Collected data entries
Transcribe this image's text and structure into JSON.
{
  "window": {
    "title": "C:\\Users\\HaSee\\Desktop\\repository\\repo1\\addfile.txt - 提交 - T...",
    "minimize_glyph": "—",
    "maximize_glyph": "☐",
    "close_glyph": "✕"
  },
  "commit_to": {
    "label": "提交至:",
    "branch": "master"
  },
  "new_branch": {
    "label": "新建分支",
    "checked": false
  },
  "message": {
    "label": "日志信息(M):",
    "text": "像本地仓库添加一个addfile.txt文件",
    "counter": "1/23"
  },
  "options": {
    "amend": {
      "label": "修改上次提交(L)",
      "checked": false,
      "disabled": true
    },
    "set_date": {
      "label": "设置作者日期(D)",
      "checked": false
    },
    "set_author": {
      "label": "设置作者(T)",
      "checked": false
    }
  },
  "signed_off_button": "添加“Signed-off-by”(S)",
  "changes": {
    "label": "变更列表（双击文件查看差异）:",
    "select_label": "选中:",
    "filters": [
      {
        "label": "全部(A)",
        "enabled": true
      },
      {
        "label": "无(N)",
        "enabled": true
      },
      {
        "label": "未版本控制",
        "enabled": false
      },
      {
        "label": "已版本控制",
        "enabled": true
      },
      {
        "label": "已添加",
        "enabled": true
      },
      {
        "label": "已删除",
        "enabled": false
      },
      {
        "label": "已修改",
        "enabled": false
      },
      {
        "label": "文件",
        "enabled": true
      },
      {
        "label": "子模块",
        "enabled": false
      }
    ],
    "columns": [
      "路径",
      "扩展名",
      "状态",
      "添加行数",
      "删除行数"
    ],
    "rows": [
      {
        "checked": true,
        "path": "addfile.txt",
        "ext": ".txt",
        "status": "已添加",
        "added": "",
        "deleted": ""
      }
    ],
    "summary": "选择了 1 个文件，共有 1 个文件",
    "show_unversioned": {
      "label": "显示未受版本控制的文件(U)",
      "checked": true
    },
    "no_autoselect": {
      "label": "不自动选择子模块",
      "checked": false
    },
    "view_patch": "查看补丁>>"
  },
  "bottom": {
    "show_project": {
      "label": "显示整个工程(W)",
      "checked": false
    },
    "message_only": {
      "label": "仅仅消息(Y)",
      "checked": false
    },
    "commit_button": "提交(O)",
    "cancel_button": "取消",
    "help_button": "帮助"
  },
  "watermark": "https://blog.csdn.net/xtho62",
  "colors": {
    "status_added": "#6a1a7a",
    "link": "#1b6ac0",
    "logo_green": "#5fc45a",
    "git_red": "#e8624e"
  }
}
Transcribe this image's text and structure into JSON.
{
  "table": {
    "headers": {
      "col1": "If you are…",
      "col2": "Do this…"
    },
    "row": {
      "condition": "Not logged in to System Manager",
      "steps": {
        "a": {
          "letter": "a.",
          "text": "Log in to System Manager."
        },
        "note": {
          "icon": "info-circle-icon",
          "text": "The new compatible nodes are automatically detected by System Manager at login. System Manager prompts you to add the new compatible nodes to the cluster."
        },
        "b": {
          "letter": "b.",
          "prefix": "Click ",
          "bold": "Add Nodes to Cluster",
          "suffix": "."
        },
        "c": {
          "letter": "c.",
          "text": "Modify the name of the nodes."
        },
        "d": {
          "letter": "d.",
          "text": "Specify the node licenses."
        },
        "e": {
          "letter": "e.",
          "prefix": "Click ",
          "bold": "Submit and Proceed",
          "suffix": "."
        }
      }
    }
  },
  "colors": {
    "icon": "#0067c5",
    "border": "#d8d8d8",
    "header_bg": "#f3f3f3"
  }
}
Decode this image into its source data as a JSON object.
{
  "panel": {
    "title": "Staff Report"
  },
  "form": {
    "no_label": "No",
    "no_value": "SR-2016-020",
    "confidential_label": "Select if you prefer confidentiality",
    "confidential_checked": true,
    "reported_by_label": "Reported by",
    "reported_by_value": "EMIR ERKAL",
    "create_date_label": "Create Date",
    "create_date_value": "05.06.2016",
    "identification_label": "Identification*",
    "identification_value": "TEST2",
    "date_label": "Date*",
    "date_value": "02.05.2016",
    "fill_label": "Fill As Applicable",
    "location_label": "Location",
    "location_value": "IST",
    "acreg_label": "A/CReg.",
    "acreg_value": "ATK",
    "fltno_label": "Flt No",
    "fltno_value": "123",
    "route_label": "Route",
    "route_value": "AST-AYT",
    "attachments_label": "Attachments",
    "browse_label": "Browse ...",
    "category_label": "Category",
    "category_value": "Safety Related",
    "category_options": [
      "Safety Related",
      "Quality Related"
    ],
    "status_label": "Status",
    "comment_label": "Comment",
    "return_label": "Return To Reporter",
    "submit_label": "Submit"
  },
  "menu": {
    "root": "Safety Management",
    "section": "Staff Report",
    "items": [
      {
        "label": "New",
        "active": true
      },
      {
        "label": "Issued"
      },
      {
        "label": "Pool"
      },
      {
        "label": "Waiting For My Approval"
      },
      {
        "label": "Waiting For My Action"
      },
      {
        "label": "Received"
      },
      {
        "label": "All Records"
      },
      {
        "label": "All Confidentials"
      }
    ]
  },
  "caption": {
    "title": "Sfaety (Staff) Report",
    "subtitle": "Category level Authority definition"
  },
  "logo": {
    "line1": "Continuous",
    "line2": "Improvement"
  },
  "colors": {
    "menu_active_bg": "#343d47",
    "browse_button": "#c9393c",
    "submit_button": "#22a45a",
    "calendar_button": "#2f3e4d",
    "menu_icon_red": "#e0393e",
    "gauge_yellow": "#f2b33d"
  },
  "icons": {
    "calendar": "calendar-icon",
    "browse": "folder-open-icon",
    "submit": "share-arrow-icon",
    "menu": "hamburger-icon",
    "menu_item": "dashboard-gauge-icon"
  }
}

→ **Goal**: Reproduce each entry exactly, leaving out nothing.

→ **Completed exercise**:
Transcribe this image's text and structure into JSON.
{
  "window": {
    "title": "C:\\Users\\HaSee\\Desktop\\repository\\repo1\\addfile.txt - 提交 - T...",
    "minimize_glyph": "—",
    "maximize_glyph": "☐",
    "close_glyph": "✕"
  },
  "commit_to": {
    "label": "提交至:",
    "branch": "master"
  },
  "new_branch": {
    "label": "新建分支",
    "checked": false
  },
  "message": {
    "label": "日志信息(M):",
    "text": "像本地仓库添加一个addfile.txt文件",
    "counter": "1/23"
  },
  "options": {
    "amend": {
      "label": "修改上次提交(L)",
      "checked": false,
      "disabled": true
    },
    "set_date": {
      "label": "设置作者日期(D)",
      "checked": false
    },
    "set_author": {
      "label": "设置作者(T)",
      "checked": false
    }
  },
  "signed_off_button": "添加“Signed-off-by”(S)",
  "changes": {
    "label": "变更列表（双击文件查看差异）:",
    "select_label": "选中:",
    "filters": [
      {
        "label": "全部(A)",
        "enabled": true
      },
      {
        "label": "无(N)",
        "enabled": true
      },
      {
        "label": "未版本控制",
        "enabled": false
      },
      {
        "label": "已版本控制",
        "enabled": true
      },
      {
        "label": "已添加",
        "enabled": true
      },
      {
        "label": "已删除",
        "enabled": false
      },
      {
        "label": "已修改",
        "enabled": false
      },
      {
        "label": "文件",
        "enabled": true
      },
      {
        "label": "子模块",
        "enabled": false
      }
    ],
    "columns": [
      "路径",
      "扩展名",
      "状态",
      "添加行数",
      "删除行数"
    ],
    "rows": [
      {
        "checked": true,
        "path": "addfile.txt",
        "ext": ".txt",
        "status": "已添加",
        "added": "",
        "deleted": ""
      }
    ],
    "summary": "选择了 1 个文件，共有 1 个文件",
    "show_unversioned": {
      "label": "显示未受版本控制的文件(U)",
      "checked": true
    },
    "no_autoselect": {
      "label": "不自动选择子模块",
      "checked": false
    },
    "view_patch": "查看补丁>>"
  },
  "bottom": {
    "show_project": {
      "label": "显示整个工程(W)",
      "checked": false
    },
    "message_only": {
      "label": "仅仅消息(Y)",
      "checked": false
    },
    "commit_button": "提交(O)",
    "cancel_button": "取消",
    "help_button": "帮助"
  },
  "watermark": "https://blog.csdn.net/xtho62",
  "colors": {
    "status_added": "#6a1a7a",
    "link": "#1b6ac0",
    "logo_green": "#5fc45a",
    "git_red": "#e8624e"
  }
}
Transcribe this image's text and structure into JSON.
{
  "table": {
    "headers": {
      "col1": "If you are…",
      "col2": "Do this…"
    },
    "row": {
      "condition": "Not logged in to System Manager",
      "steps": {
        "a": {
          "letter": "a.",
          "text": "Log in to System Manager."
        },
        "note": {
          "icon": "info-circle-icon",
          "text": "The new compatible nodes are automatically detected by System Manager at login. System Manager prompts you to add the new compatible nodes to the cluster."
        },
        "b": {
          "letter": "b.",
          "prefix": "Click ",
          "bold": "Add Nodes to Cluster",
          "suffix": "."
        },
        "c": {
          "letter": "c.",
          "text": "Modify the name of the nodes."
        },
        "d": {
          "letter": "d.",
          "text": "Specify the node licenses."
        },
        "e": {
          "letter": "e.",
          "prefix": "Click ",
          "bold": "Submit and Proceed",
          "suffix": "."
        }
      }
    }
  },
  "colors": {
    "icon": "#0067c5",
    "border": "#d8d8d8",
    "header_bg": "#f3f3f3"
  }
}
Decode this image into its source data as a JSON object.
{
  "panel": {
    "title": "Staff Report"
  },
  "form": {
    "no_label": "No",
    "no_value": "SR-2016-020",
    "confidential_label": "Select if you prefer confidentiality",
    "confidential_checked": true,
    "reported_by_label": "Reported by",
    "reported_by_value": "EMIR ERKAL",
    "create_date_label": "Create Date",
    "create_date_value": "05.06.2016",
    "identification_label": "Identification*",
    "identification_value": "TEST2",
    "date_label": "Date*",
    "date_value": "02.05.2016",
    "fill_label": "Fill As Applicable",
    "location_label": "Location",
    "location_value": "IST",
    "acreg_label": "A/CReg.",
    "acreg_value": "ATK",
    "fltno_label": "Flt No",
    "fltno_value": "123",
    "route_label": "Route",
    "route_value": "AST-AYT",
    "attachments_label": "Attachments",
    "browse_label": "Browse ...",
    "category_label": "Category",
    "category_value": "Safety Related",
    "category_options": [
      "Safety Related",
      "Quality Related"
    ],
    "status_label": "Status",
    "comment_label": "Comment",
    "return_label": "Return To Reporter",
    "submit_label": "Submit"
  },
  "menu": {
    "root": "Safety Management",
    "section": "Staff Report",
    "items": [
      {
        "label": "New",
        "active": true
      },
      {
        "label": "Issued"
      },
      {
        "label": "Pool"
      },
      {
        "label": "Waiting For My Approval"
      },
      {
        "label": "Waiting For My Action"
      },
      {
        "label": "Received"
      },
      {
        "label": "All Records"
      },
      {
        "label": "All Confidentials"
      }
    ]
  },
  "caption": {
    "title": "Sfaety (Staff) Report",
    "subtitle": "Category level Authority definition"
  },
  "logo": {
    "line1": "Continuous",
    "line2": "Improvement"
  },
  "colors": {
    "menu_active_bg": "#343d47",
    "browse_button": "#c9393c",
    "submit_button": "#22a45a",
    "calendar_button": "#2f3e4d",
    "menu_icon_red": "#e0393e",
    "gauge_yellow": "#f2b33d"
  },
  "icons": {
    "calendar": "calendar-icon",
    "browse": "folder-open-icon",
    "submit": "share-arrow-icon",
    "menu": "hamburger-icon",
    "menu_item": "dashboard-gauge-icon"
  }
}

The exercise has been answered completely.